Exercise description: Images must not appear in your copy; reproduce every other part of the records exactly.

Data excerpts
····················
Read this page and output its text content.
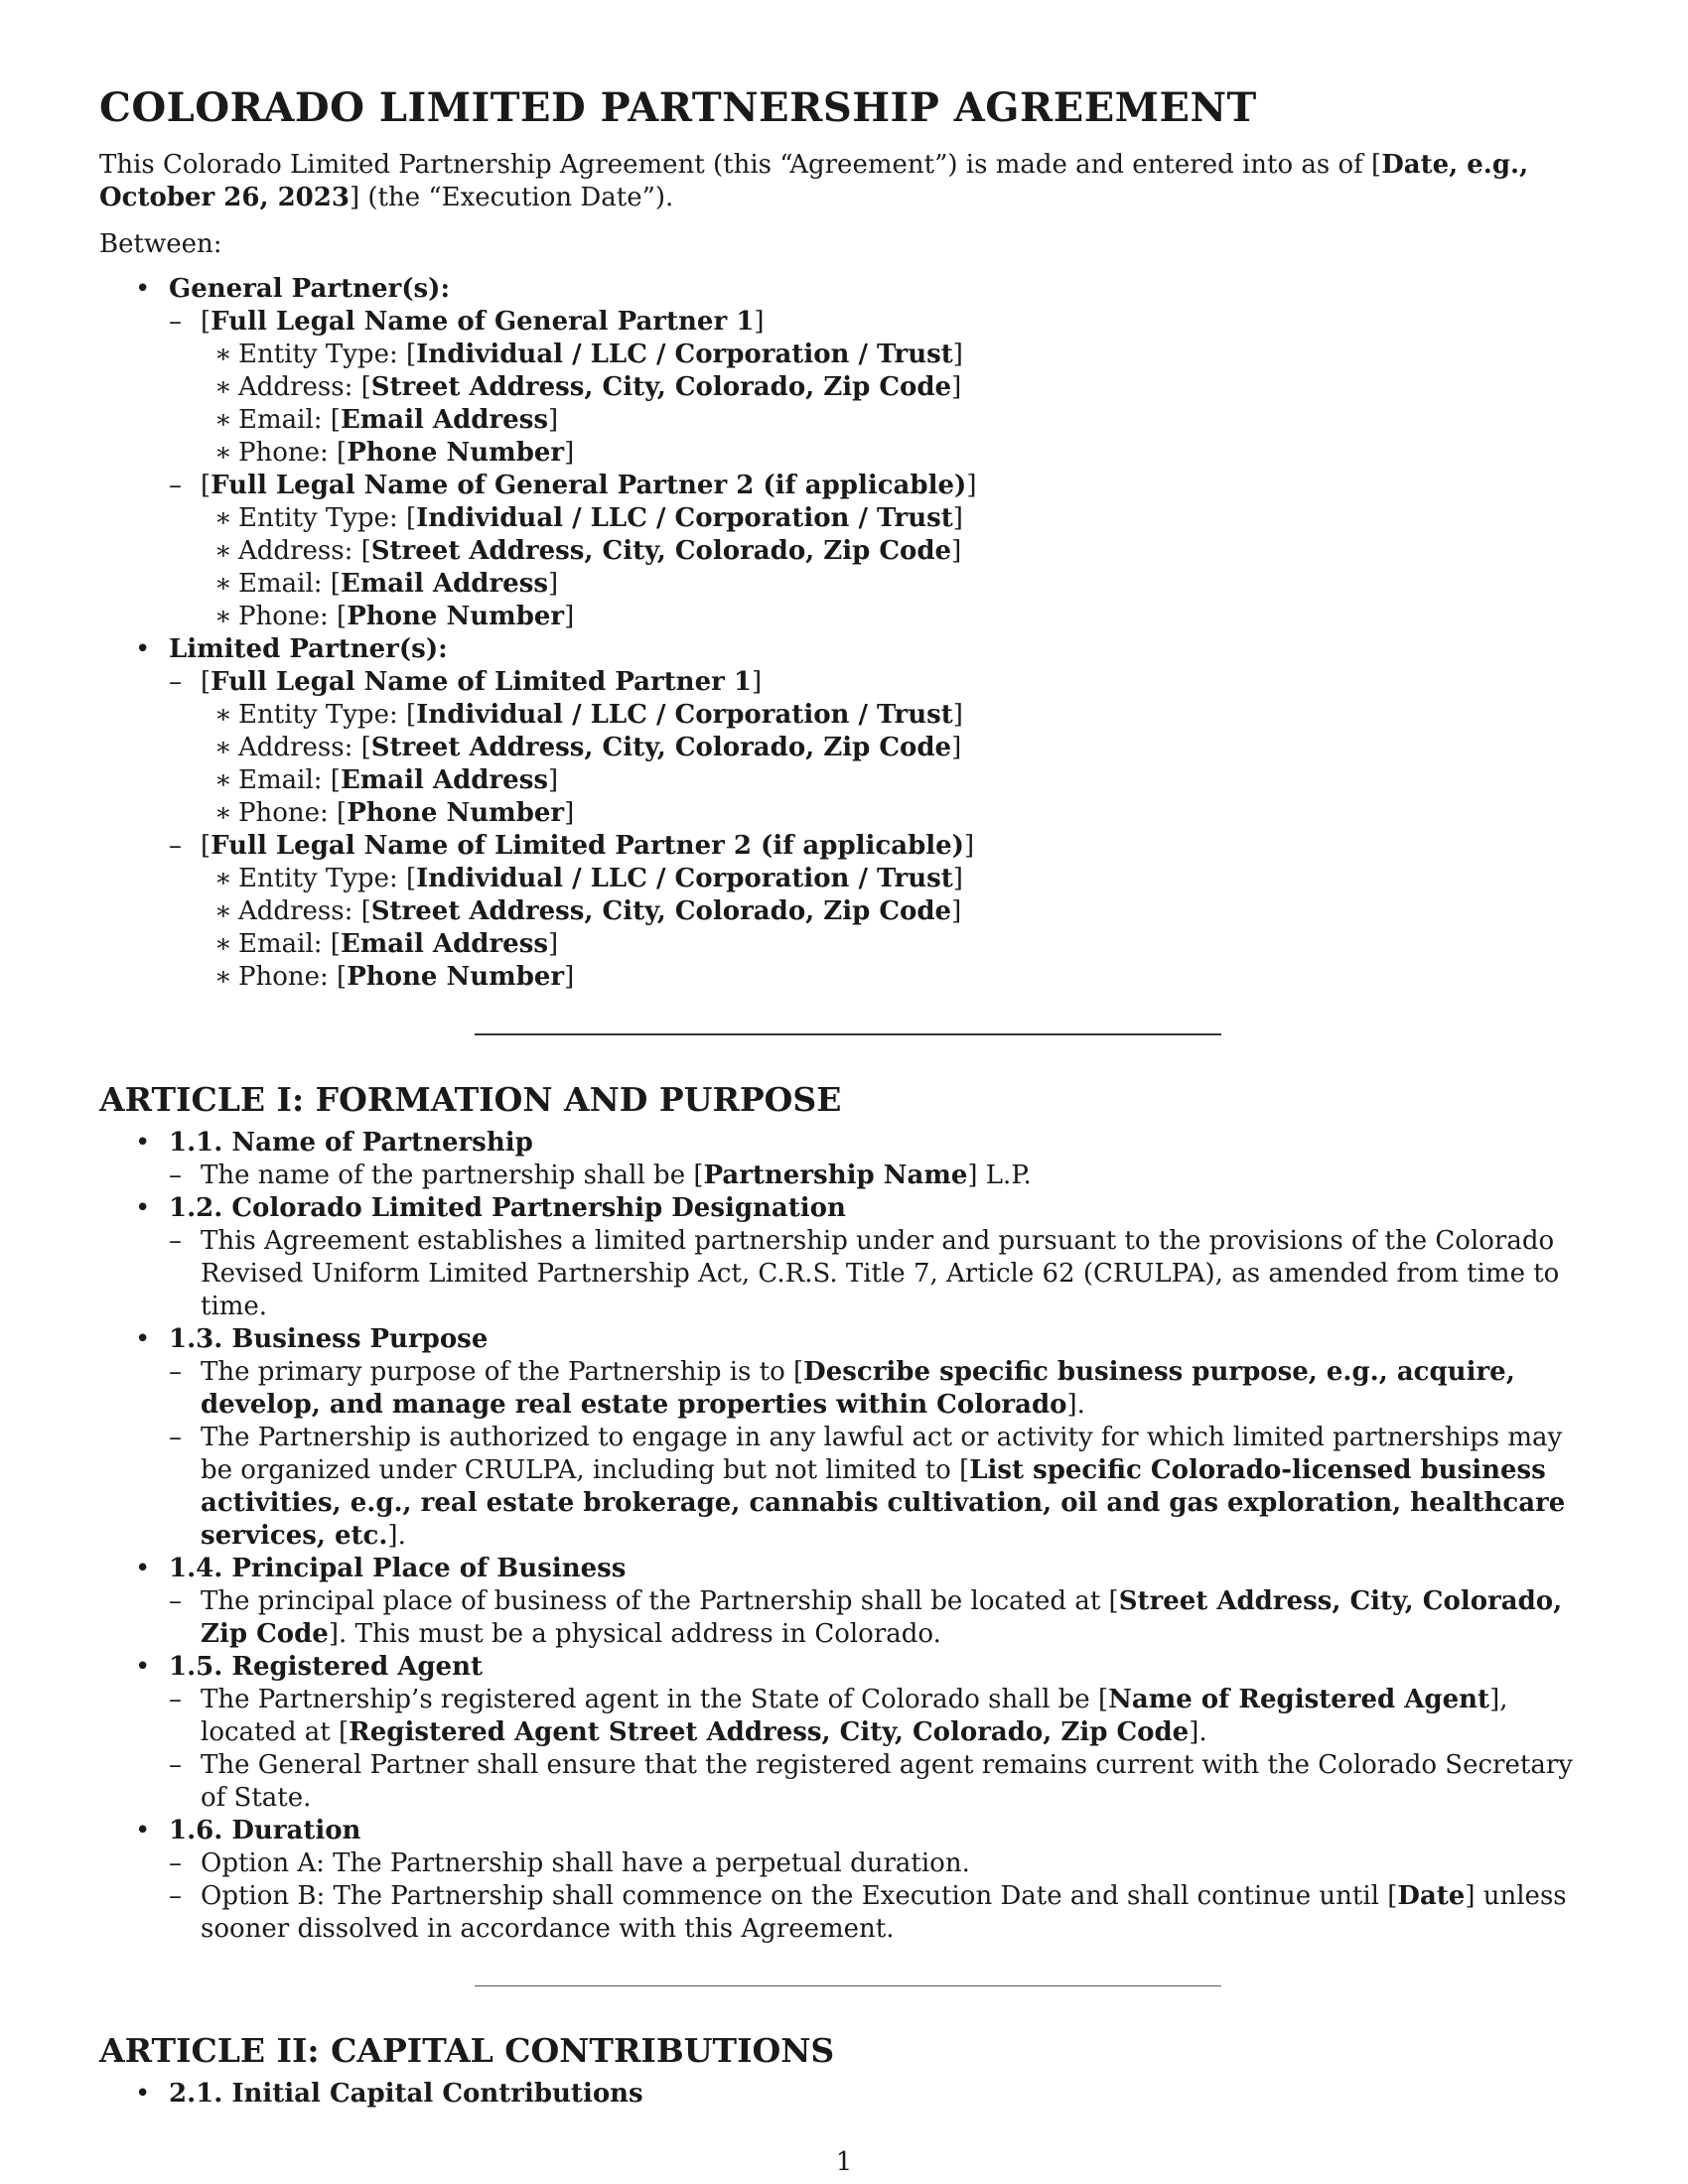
COLORADO LIMITED PARTNERSHIP AGREEMENT

This Colorado Limited Partnership Agreement (this “Agreement”) is made and entered into as of [Date, e.g., October 26, 2023] (the “Execution Date”).

Between:

• General Partner(s):
– [Full Legal Name of General Partner 1]
∗ Entity Type: [Individual / LLC / Corporation / Trust]
∗ Address: [Street Address, City, Colorado, Zip Code]
∗ Email: [Email Address]
∗ Phone: [Phone Number]
– [Full Legal Name of General Partner 2 (if applicable)]
∗ Entity Type: [Individual / LLC / Corporation / Trust]
∗ Address: [Street Address, City, Colorado, Zip Code]
∗ Email: [Email Address]
∗ Phone: [Phone Number]
• Limited Partner(s):
– [Full Legal Name of Limited Partner 1]
∗ Entity Type: [Individual / LLC / Corporation / Trust]
∗ Address: [Street Address, City, Colorado, Zip Code]
∗ Email: [Email Address]
∗ Phone: [Phone Number]
– [Full Legal Name of Limited Partner 2 (if applicable)]
∗ Entity Type: [Individual / LLC / Corporation / Trust]
∗ Address: [Street Address, City, Colorado, Zip Code]
∗ Email: [Email Address]
∗ Phone: [Phone Number]
ARTICLE I: FORMATION AND PURPOSE
• 1.1. Name of Partnership
– The name of the partnership shall be [Partnership Name] L.P.
• 1.2. Colorado Limited Partnership Designation
– This Agreement establishes a limited partnership under and pursuant to the provisions of the Colorado Revised Uniform Limited Partnership Act, C.R.S. Title 7, Article 62 (CRULPA), as amended from time to time.
• 1.3. Business Purpose
– The primary purpose of the Partnership is to [Describe specific business purpose, e.g., acquire, develop, and manage real estate properties within Colorado].
– The Partnership is authorized to engage in any lawful act or activity for which limited partnerships may be organized under CRULPA, including but not limited to [List specific Colorado-licensed business activities, e.g., real estate brokerage, cannabis cultivation, oil and gas exploration, healthcare services, etc.].
• 1.4. Principal Place of Business
– The principal place of business of the Partnership shall be located at [Street Address, City, Colorado, Zip Code]. This must be a physical address in Colorado.
• 1.5. Registered Agent
– The Partnership’s registered agent in the State of Colorado shall be [Name of Registered Agent], located at [Registered Agent Street Address, City, Colorado, Zip Code].
– The General Partner shall ensure that the registered agent remains current with the Colorado Secretary of State.
• 1.6. Duration
– Option A: The Partnership shall have a perpetual duration.
– Option B: The Partnership shall commence on the Execution Date and shall continue until [Date] unless sooner dissolved in accordance with this Agreement.
ARTICLE II: CAPITAL CONTRIBUTIONS
• 2.1. Initial Capital Contributions
1
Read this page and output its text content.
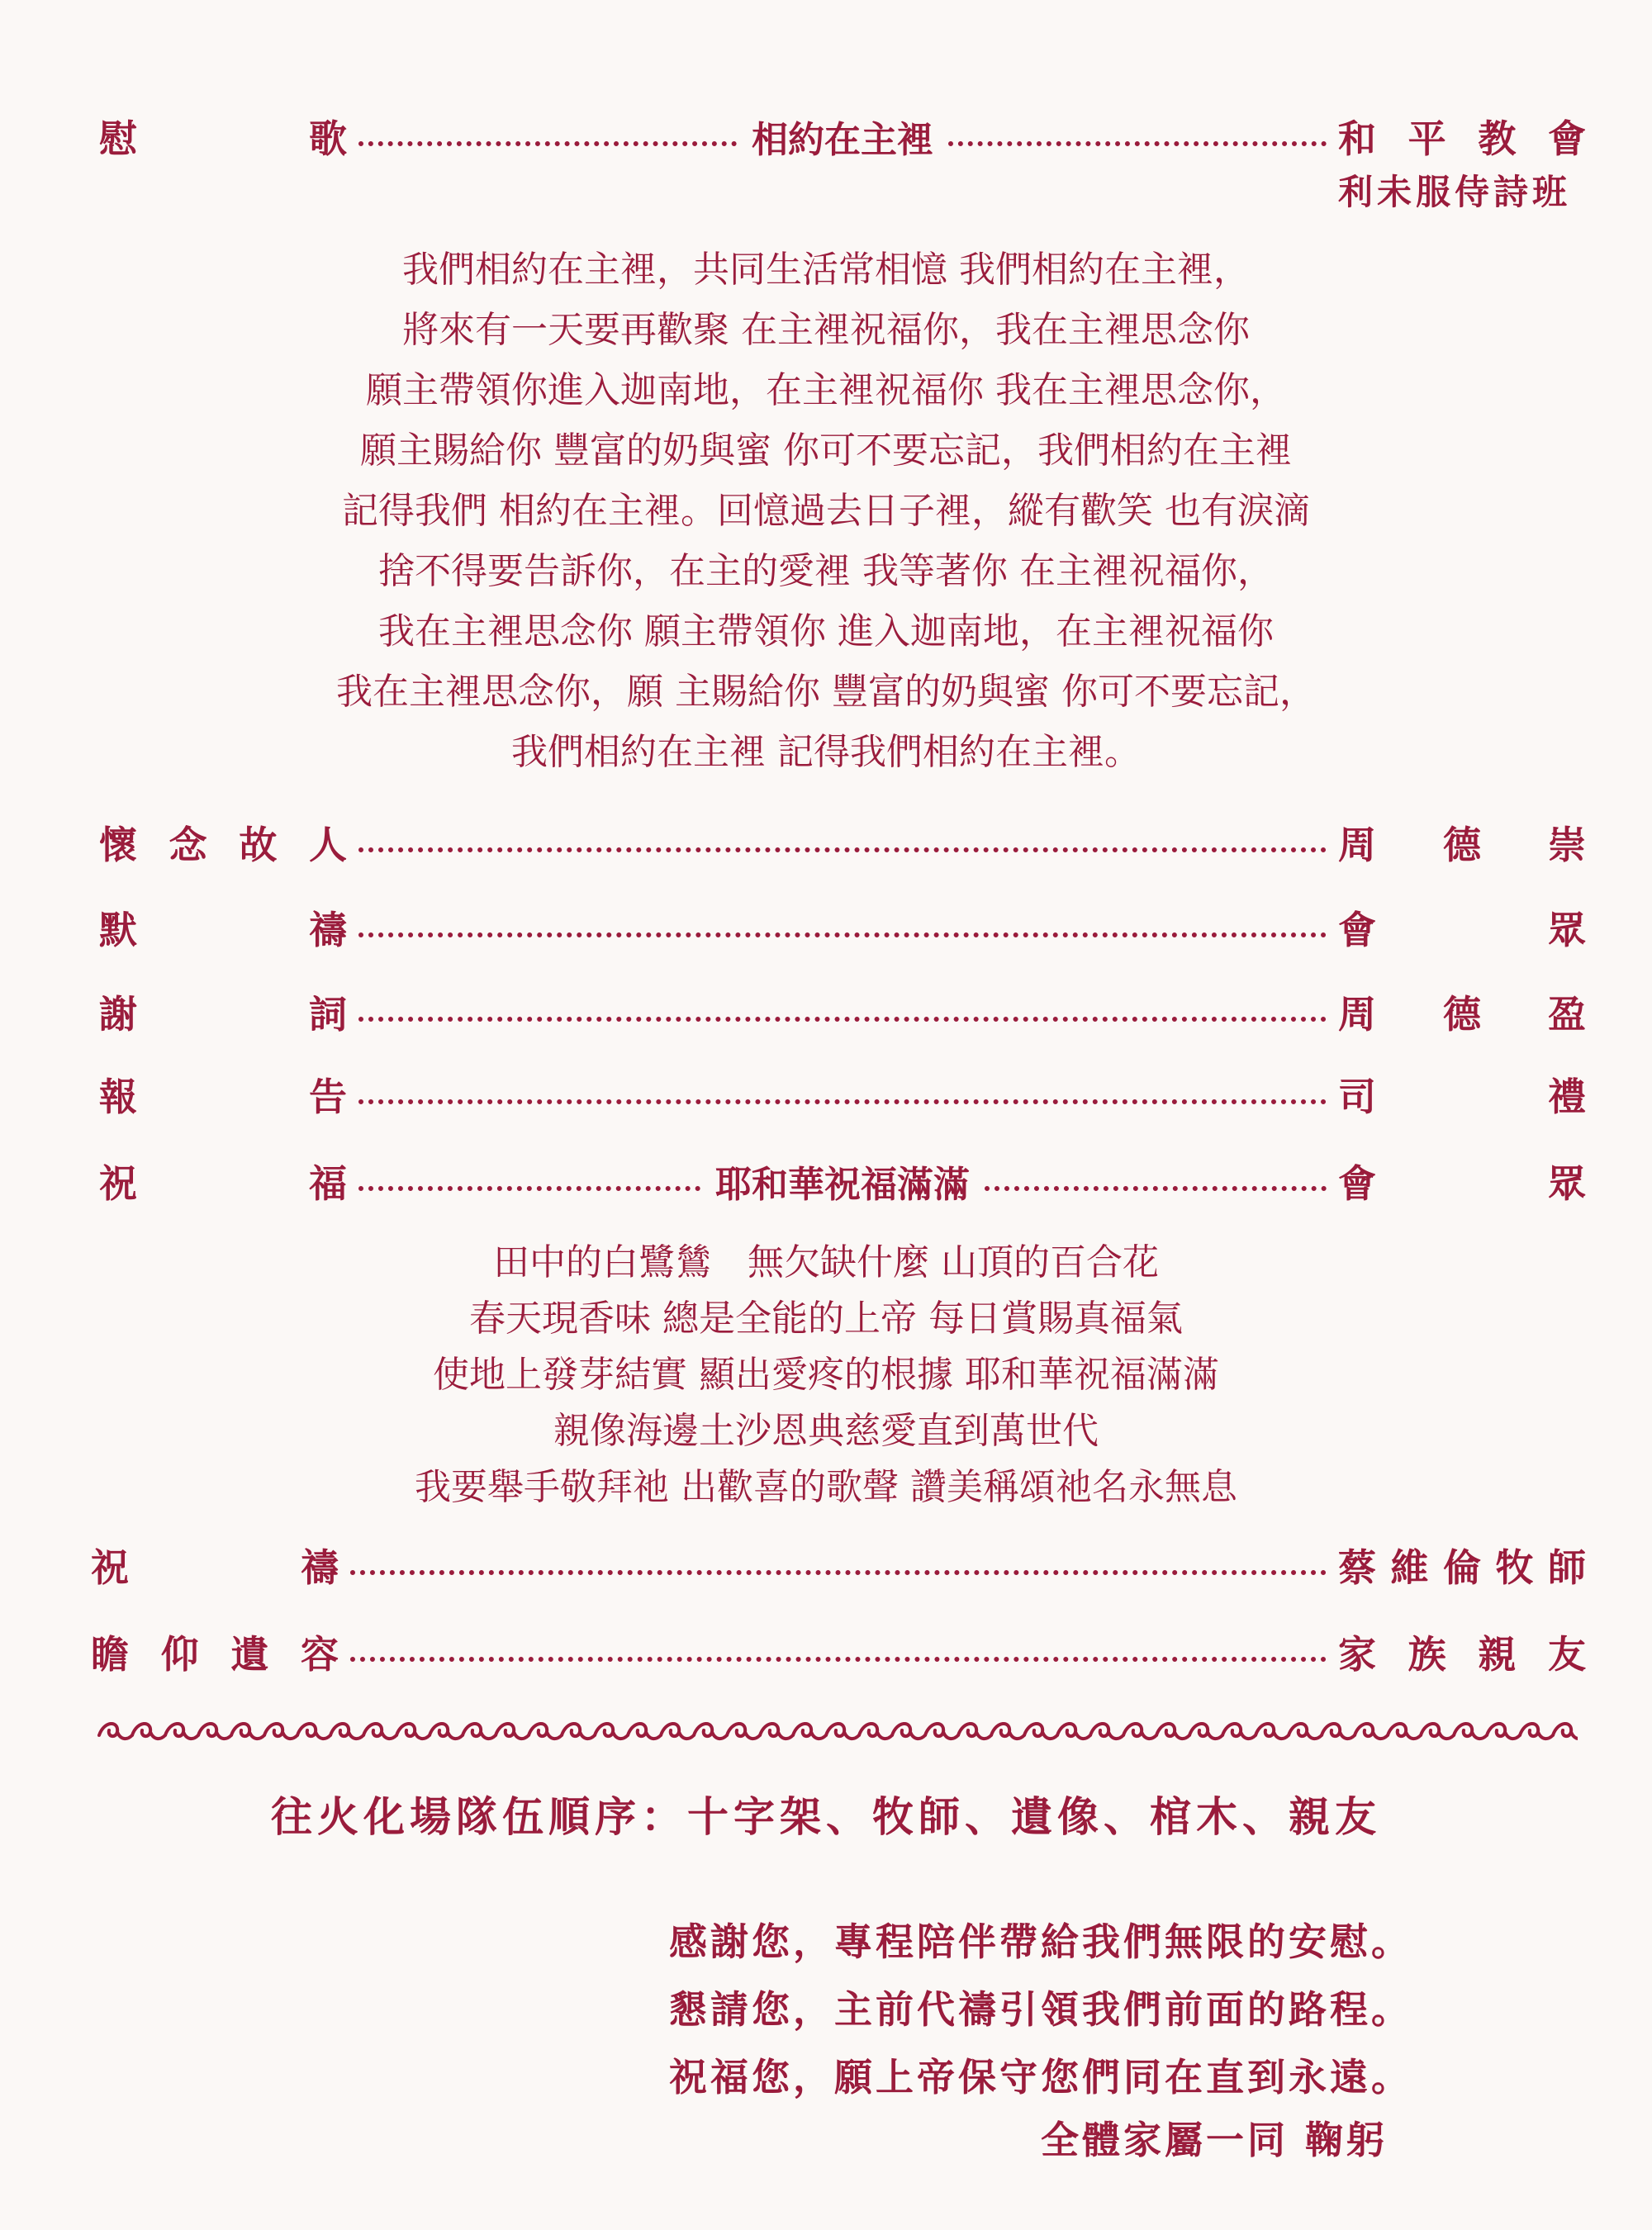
慰	歌	相約在主裡	和 平 教 會
利未服侍詩班
我們相約在主裡，共同生活常相憶 我們相約在主裡，
將來有一天要再歡聚 在主裡祝福你，我在主裡思念你
願主帶領你進入迦南地，在主裡祝福你 我在主裡思念你，
願主賜給你 豐富的奶與蜜 你可不要忘記，我們相約在主裡
記得我們 相約在主裡。回憶過去日子裡，縱有歡笑 也有淚滴
捨不得要告訴你，在主的愛裡 我等著你 在主裡祝福你，
我在主裡思念你 願主帶領你 進入迦南地，在主裡祝福你
我在主裡思念你，願 主賜給你 豐富的奶與蜜 你可不要忘記，
我們相約在主裡 記得我們相約在主裡。
懷 念 故 人	周 德 崇
默	禱	會	眾
謝	詞	周 德 盈
報	告	司	禮
祝	福	耶和華祝福滿滿	會	眾
田中的白鷺鷥　無欠缺什麼 山頂的百合花
春天現香味 總是全能的上帝 每日賞賜真福氣
使地上發芽結實 顯出愛疼的根據 耶和華祝福滿滿
親像海邊土沙恩典慈愛直到萬世代
我要舉手敬拜祂 出歡喜的歌聲 讚美稱頌祂名永無息
祝	禱	蔡 維 倫 牧 師
瞻 仰 遺 容	家 族 親 友
往火化場隊伍順序：十字架、牧師、遺像、棺木、親友
感謝您，專程陪伴帶給我們無限的安慰。
懇請您，主前代禱引領我們前面的路程。
祝福您，願上帝保守您們同在直到永遠。
全體家屬一同 鞠躬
····················
Exercise response:
Read this page and output its text content.
COLORADO LIMITED PARTNERSHIP AGREEMENT

This Colorado Limited Partnership Agreement (this “Agreement”) is made and entered into as of [Date, e.g., October 26, 2023] (the “Execution Date”).

Between:

• General Partner(s):
– [Full Legal Name of General Partner 1]
∗ Entity Type: [Individual / LLC / Corporation / Trust]
∗ Address: [Street Address, City, Colorado, Zip Code]
∗ Email: [Email Address]
∗ Phone: [Phone Number]
– [Full Legal Name of General Partner 2 (if applicable)]
∗ Entity Type: [Individual / LLC / Corporation / Trust]
∗ Address: [Street Address, City, Colorado, Zip Code]
∗ Email: [Email Address]
∗ Phone: [Phone Number]
• Limited Partner(s):
– [Full Legal Name of Limited Partner 1]
∗ Entity Type: [Individual / LLC / Corporation / Trust]
∗ Address: [Street Address, City, Colorado, Zip Code]
∗ Email: [Email Address]
∗ Phone: [Phone Number]
– [Full Legal Name of Limited Partner 2 (if applicable)]
∗ Entity Type: [Individual / LLC / Corporation / Trust]
∗ Address: [Street Address, City, Colorado, Zip Code]
∗ Email: [Email Address]
∗ Phone: [Phone Number]
ARTICLE I: FORMATION AND PURPOSE
• 1.1. Name of Partnership
– The name of the partnership shall be [Partnership Name] L.P.
• 1.2. Colorado Limited Partnership Designation
– This Agreement establishes a limited partnership under and pursuant to the provisions of the Colorado Revised Uniform Limited Partnership Act, C.R.S. Title 7, Article 62 (CRULPA), as amended from time to time.
• 1.3. Business Purpose
– The primary purpose of the Partnership is to [Describe specific business purpose, e.g., acquire, develop, and manage real estate properties within Colorado].
– The Partnership is authorized to engage in any lawful act or activity for which limited partnerships may be organized under CRULPA, including but not limited to [List specific Colorado-licensed business activities, e.g., real estate brokerage, cannabis cultivation, oil and gas exploration, healthcare services, etc.].
• 1.4. Principal Place of Business
– The principal place of business of the Partnership shall be located at [Street Address, City, Colorado, Zip Code]. This must be a physical address in Colorado.
• 1.5. Registered Agent
– The Partnership’s registered agent in the State of Colorado shall be [Name of Registered Agent], located at [Registered Agent Street Address, City, Colorado, Zip Code].
– The General Partner shall ensure that the registered agent remains current with the Colorado Secretary of State.
• 1.6. Duration
– Option A: The Partnership shall have a perpetual duration.
– Option B: The Partnership shall commence on the Execution Date and shall continue until [Date] unless sooner dissolved in accordance with this Agreement.
ARTICLE II: CAPITAL CONTRIBUTIONS
• 2.1. Initial Capital Contributions
1
Read this page and output its text content.
慰	歌	相約在主裡	和 平 教 會
利未服侍詩班
我們相約在主裡，共同生活常相憶 我們相約在主裡，
將來有一天要再歡聚 在主裡祝福你，我在主裡思念你
願主帶領你進入迦南地，在主裡祝福你 我在主裡思念你，
願主賜給你 豐富的奶與蜜 你可不要忘記，我們相約在主裡
記得我們 相約在主裡。回憶過去日子裡，縱有歡笑 也有淚滴
捨不得要告訴你，在主的愛裡 我等著你 在主裡祝福你，
我在主裡思念你 願主帶領你 進入迦南地，在主裡祝福你
我在主裡思念你，願 主賜給你 豐富的奶與蜜 你可不要忘記，
我們相約在主裡 記得我們相約在主裡。
懷 念 故 人	周 德 崇
默	禱	會	眾
謝	詞	周 德 盈
報	告	司	禮
祝	福	耶和華祝福滿滿	會	眾
田中的白鷺鷥　無欠缺什麼 山頂的百合花
春天現香味 總是全能的上帝 每日賞賜真福氣
使地上發芽結實 顯出愛疼的根據 耶和華祝福滿滿
親像海邊土沙恩典慈愛直到萬世代
我要舉手敬拜祂 出歡喜的歌聲 讚美稱頌祂名永無息
祝	禱	蔡 維 倫 牧 師
瞻 仰 遺 容	家 族 親 友
往火化場隊伍順序：十字架、牧師、遺像、棺木、親友
感謝您，專程陪伴帶給我們無限的安慰。
懇請您，主前代禱引領我們前面的路程。
祝福您，願上帝保守您們同在直到永遠。
全體家屬一同 鞠躬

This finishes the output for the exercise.